# What you have to do:
Copy every line of the records below where the word "Hühnerfleisch" occurs.

####################

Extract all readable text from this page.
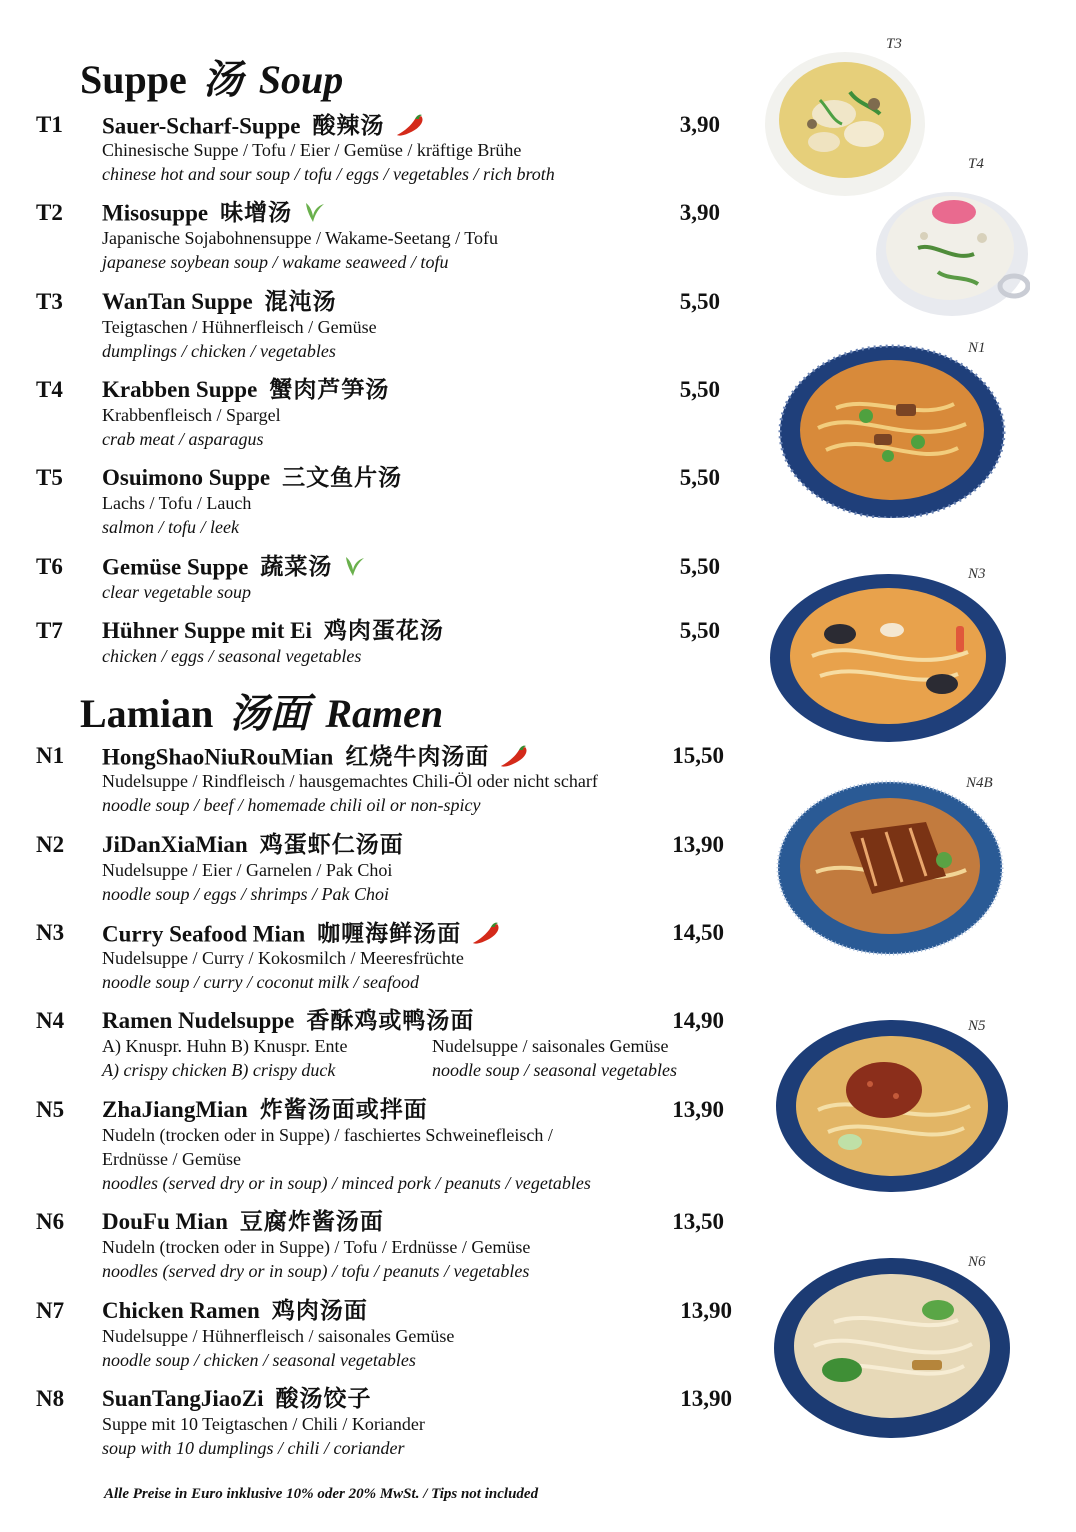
Suppe 汤 Soup
T1	Sauer-Scharf-Suppe 酸辣汤	3,90
Chinesische Suppe / Tofu / Eier / Gemüse / kräftige Brühe
chinese hot and sour soup / tofu / eggs / vegetables / rich broth
T2	Misosuppe 味增汤	3,90
Japanische Sojabohnensuppe / Wakame-Seetang / Tofu
japanese soybean soup / wakame seaweed / tofu
T3	WanTan Suppe 混沌汤	5,50
Teigtaschen / Hühnerfleisch / Gemüse
dumplings / chicken / vegetables
T4	Krabben Suppe 蟹肉芦笋汤	5,50
Krabbenfleisch / Spargel
crab meat / asparagus
T5	Osuimono Suppe 三文鱼片汤	5,50
Lachs / Tofu / Lauch
salmon / tofu / leek
T6	Gemüse Suppe 蔬菜汤	5,50
clear vegetable soup
T7	Hühner Suppe mit Ei 鸡肉蛋花汤	5,50
chicken / eggs / seasonal vegetables
Lamian 汤面 Ramen
N1	HongShaoNiuRouMian 红烧牛肉汤面	15,50
Nudelsuppe / Rindfleisch / hausgemachtes Chili-Öl oder nicht scharf
noodle soup / beef / homemade chili oil or non-spicy
N2	JiDanXiaMian 鸡蛋虾仁汤面	13,90
Nudelsuppe / Eier / Garnelen / Pak Choi
noodle soup / eggs / shrimps / Pak Choi
N3	Curry Seafood Mian 咖喱海鲜汤面	14,50
Nudelsuppe / Curry / Kokosmilch / Meeresfrüchte
noodle soup / curry / coconut milk / seafood
N4	Ramen Nudelsuppe 香酥鸡或鸭汤面	14,90
A) Knuspr. Huhn B) Knuspr. Ente
A) crispy chicken B) crispy duck
Nudelsuppe / saisonales Gemüse
noodle soup / seasonal vegetables
N5	ZhaJiangMian 炸酱汤面或拌面	13,90
Nudeln (trocken oder in Suppe) / faschiertes Schweinefleisch /
Erdnüsse / Gemüse
noodles (served dry or in soup) / minced pork / peanuts / vegetables
N6	DouFu Mian 豆腐炸酱汤面	13,50
Nudeln (trocken oder in Suppe) / Tofu / Erdnüsse / Gemüse
noodles (served dry or in soup) / tofu / peanuts / vegetables
N7	Chicken Ramen 鸡肉汤面	13,90
Nudelsuppe / Hühnerfleisch / saisonales Gemüse
noodle soup / chicken / seasonal vegetables
N8	SuanTangJiaoZi 酸汤饺子	13,90
Suppe mit 10 Teigtaschen / Chili / Koriander
soup with 10 dumplings / chili / coriander
T3
T4
N1
N3
N4B
N5
N6
Alle Preise in Euro inklusive 10% oder 20% MwSt. / Tips not included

####################

# Completed task:
Teigtaschen / Hühnerfleisch / Gemüse
Nudelsuppe / Hühnerfleisch / saisonales Gemüse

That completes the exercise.